→ **Dataset items**:
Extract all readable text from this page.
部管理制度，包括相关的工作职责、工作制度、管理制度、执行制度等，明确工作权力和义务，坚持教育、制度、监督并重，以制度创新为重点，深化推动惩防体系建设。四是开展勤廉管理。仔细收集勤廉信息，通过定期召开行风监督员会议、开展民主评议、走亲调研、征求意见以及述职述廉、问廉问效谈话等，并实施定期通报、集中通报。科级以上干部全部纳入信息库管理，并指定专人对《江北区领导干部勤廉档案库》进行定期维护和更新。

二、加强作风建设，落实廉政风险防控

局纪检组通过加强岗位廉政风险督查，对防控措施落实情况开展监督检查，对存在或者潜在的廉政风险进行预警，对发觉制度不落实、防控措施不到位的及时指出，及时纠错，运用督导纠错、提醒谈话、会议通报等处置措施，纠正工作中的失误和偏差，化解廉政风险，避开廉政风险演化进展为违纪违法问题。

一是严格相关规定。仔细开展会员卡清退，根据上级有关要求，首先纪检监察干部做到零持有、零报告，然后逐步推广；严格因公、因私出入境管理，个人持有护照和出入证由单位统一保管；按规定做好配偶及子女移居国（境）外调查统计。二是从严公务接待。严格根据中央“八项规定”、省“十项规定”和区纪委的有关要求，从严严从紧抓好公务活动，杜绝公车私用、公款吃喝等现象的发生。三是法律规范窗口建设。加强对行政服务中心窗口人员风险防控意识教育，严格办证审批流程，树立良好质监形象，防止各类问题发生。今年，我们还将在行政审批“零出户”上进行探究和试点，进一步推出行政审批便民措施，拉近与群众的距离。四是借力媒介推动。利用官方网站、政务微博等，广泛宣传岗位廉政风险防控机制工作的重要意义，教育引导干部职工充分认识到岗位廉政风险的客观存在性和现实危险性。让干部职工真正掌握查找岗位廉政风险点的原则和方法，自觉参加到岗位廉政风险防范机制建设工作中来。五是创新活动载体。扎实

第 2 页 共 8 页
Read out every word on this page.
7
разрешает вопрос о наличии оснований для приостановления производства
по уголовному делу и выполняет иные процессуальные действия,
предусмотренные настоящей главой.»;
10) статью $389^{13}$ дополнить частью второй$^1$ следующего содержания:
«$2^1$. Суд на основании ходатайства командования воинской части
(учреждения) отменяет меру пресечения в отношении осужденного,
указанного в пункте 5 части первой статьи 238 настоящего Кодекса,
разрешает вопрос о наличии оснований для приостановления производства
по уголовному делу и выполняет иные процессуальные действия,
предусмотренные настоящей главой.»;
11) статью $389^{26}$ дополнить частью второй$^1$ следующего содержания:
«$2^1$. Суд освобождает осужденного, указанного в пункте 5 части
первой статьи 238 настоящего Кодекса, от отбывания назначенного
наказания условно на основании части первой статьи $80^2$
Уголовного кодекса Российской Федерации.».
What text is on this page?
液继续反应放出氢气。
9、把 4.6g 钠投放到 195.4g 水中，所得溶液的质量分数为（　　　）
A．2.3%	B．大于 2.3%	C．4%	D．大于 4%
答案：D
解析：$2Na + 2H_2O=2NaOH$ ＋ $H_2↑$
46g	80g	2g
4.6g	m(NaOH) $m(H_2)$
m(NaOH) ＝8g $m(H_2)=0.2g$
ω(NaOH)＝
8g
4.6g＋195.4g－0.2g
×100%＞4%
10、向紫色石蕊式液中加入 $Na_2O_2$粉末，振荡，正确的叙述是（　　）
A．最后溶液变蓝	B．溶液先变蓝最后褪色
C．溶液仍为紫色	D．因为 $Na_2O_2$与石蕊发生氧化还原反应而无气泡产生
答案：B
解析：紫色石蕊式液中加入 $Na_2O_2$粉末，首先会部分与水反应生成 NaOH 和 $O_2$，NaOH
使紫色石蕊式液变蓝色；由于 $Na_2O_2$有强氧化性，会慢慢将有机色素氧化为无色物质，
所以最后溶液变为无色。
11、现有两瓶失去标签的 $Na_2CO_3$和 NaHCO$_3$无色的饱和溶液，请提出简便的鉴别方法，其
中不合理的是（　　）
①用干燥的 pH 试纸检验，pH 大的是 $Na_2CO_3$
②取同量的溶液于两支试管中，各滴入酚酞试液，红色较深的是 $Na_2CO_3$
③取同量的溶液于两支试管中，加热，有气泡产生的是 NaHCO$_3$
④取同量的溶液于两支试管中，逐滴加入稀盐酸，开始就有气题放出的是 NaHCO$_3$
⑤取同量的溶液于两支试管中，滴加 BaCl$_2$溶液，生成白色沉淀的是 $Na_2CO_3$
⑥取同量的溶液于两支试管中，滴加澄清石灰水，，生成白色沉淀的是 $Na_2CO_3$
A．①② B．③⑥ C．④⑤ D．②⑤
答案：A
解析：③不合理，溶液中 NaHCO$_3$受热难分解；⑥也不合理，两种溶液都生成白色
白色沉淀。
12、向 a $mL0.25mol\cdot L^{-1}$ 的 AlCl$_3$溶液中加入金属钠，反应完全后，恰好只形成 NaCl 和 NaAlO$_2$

→ **Aim of the task**:
Write out the records above again, keeping each one identical to the original.

→ **Worked answer**:
Extract all readable text from this page.
部管理制度，包括相关的工作职责、工作制度、管理制度、执行制度等，明确工作权力和义务，坚持教育、制度、监督并重，以制度创新为重点，深化推动惩防体系建设。四是开展勤廉管理。仔细收集勤廉信息，通过定期召开行风监督员会议、开展民主评议、走亲调研、征求意见以及述职述廉、问廉问效谈话等，并实施定期通报、集中通报。科级以上干部全部纳入信息库管理，并指定专人对《江北区领导干部勤廉档案库》进行定期维护和更新。

二、加强作风建设，落实廉政风险防控

局纪检组通过加强岗位廉政风险督查，对防控措施落实情况开展监督检查，对存在或者潜在的廉政风险进行预警，对发觉制度不落实、防控措施不到位的及时指出，及时纠错，运用督导纠错、提醒谈话、会议通报等处置措施，纠正工作中的失误和偏差，化解廉政风险，避开廉政风险演化进展为违纪违法问题。

一是严格相关规定。仔细开展会员卡清退，根据上级有关要求，首先纪检监察干部做到零持有、零报告，然后逐步推广；严格因公、因私出入境管理，个人持有护照和出入证由单位统一保管；按规定做好配偶及子女移居国（境）外调查统计。二是从严公务接待。严格根据中央“八项规定”、省“十项规定”和区纪委的有关要求，从严严从紧抓好公务活动，杜绝公车私用、公款吃喝等现象的发生。三是法律规范窗口建设。加强对行政服务中心窗口人员风险防控意识教育，严格办证审批流程，树立良好质监形象，防止各类问题发生。今年，我们还将在行政审批“零出户”上进行探究和试点，进一步推出行政审批便民措施，拉近与群众的距离。四是借力媒介推动。利用官方网站、政务微博等，广泛宣传岗位廉政风险防控机制工作的重要意义，教育引导干部职工充分认识到岗位廉政风险的客观存在性和现实危险性。让干部职工真正掌握查找岗位廉政风险点的原则和方法，自觉参加到岗位廉政风险防范机制建设工作中来。五是创新活动载体。扎实

第 2 页 共 8 页
Read out every word on this page.
7
разрешает вопрос о наличии оснований для приостановления производства
по уголовному делу и выполняет иные процессуальные действия,
предусмотренные настоящей главой.»;
10) статью $389^{13}$ дополнить частью второй$^1$ следующего содержания:
«$2^1$. Суд на основании ходатайства командования воинской части
(учреждения) отменяет меру пресечения в отношении осужденного,
указанного в пункте 5 части первой статьи 238 настоящего Кодекса,
разрешает вопрос о наличии оснований для приостановления производства
по уголовному делу и выполняет иные процессуальные действия,
предусмотренные настоящей главой.»;
11) статью $389^{26}$ дополнить частью второй$^1$ следующего содержания:
«$2^1$. Суд освобождает осужденного, указанного в пункте 5 части
первой статьи 238 настоящего Кодекса, от отбывания назначенного
наказания условно на основании части первой статьи $80^2$
Уголовного кодекса Российской Федерации.».
What text is on this page?
液继续反应放出氢气。
9、把 4.6g 钠投放到 195.4g 水中，所得溶液的质量分数为（　　　）
A．2.3%	B．大于 2.3%	C．4%	D．大于 4%
答案：D
解析：$2Na + 2H_2O=2NaOH$ ＋ $H_2↑$
46g	80g	2g
4.6g	m(NaOH) $m(H_2)$
m(NaOH) ＝8g $m(H_2)=0.2g$
ω(NaOH)＝
8g
4.6g＋195.4g－0.2g
×100%＞4%
10、向紫色石蕊式液中加入 $Na_2O_2$粉末，振荡，正确的叙述是（　　）
A．最后溶液变蓝	B．溶液先变蓝最后褪色
C．溶液仍为紫色	D．因为 $Na_2O_2$与石蕊发生氧化还原反应而无气泡产生
答案：B
解析：紫色石蕊式液中加入 $Na_2O_2$粉末，首先会部分与水反应生成 NaOH 和 $O_2$，NaOH
使紫色石蕊式液变蓝色；由于 $Na_2O_2$有强氧化性，会慢慢将有机色素氧化为无色物质，
所以最后溶液变为无色。
11、现有两瓶失去标签的 $Na_2CO_3$和 NaHCO$_3$无色的饱和溶液，请提出简便的鉴别方法，其
中不合理的是（　　）
①用干燥的 pH 试纸检验，pH 大的是 $Na_2CO_3$
②取同量的溶液于两支试管中，各滴入酚酞试液，红色较深的是 $Na_2CO_3$
③取同量的溶液于两支试管中，加热，有气泡产生的是 NaHCO$_3$
④取同量的溶液于两支试管中，逐滴加入稀盐酸，开始就有气题放出的是 NaHCO$_3$
⑤取同量的溶液于两支试管中，滴加 BaCl$_2$溶液，生成白色沉淀的是 $Na_2CO_3$
⑥取同量的溶液于两支试管中，滴加澄清石灰水，，生成白色沉淀的是 $Na_2CO_3$
A．①② B．③⑥ C．④⑤ D．②⑤
答案：A
解析：③不合理，溶液中 NaHCO$_3$受热难分解；⑥也不合理，两种溶液都生成白色
白色沉淀。
12、向 a $mL0.25mol\cdot L^{-1}$ 的 AlCl$_3$溶液中加入金属钠，反应完全后，恰好只形成 NaCl 和 NaAlO$_2$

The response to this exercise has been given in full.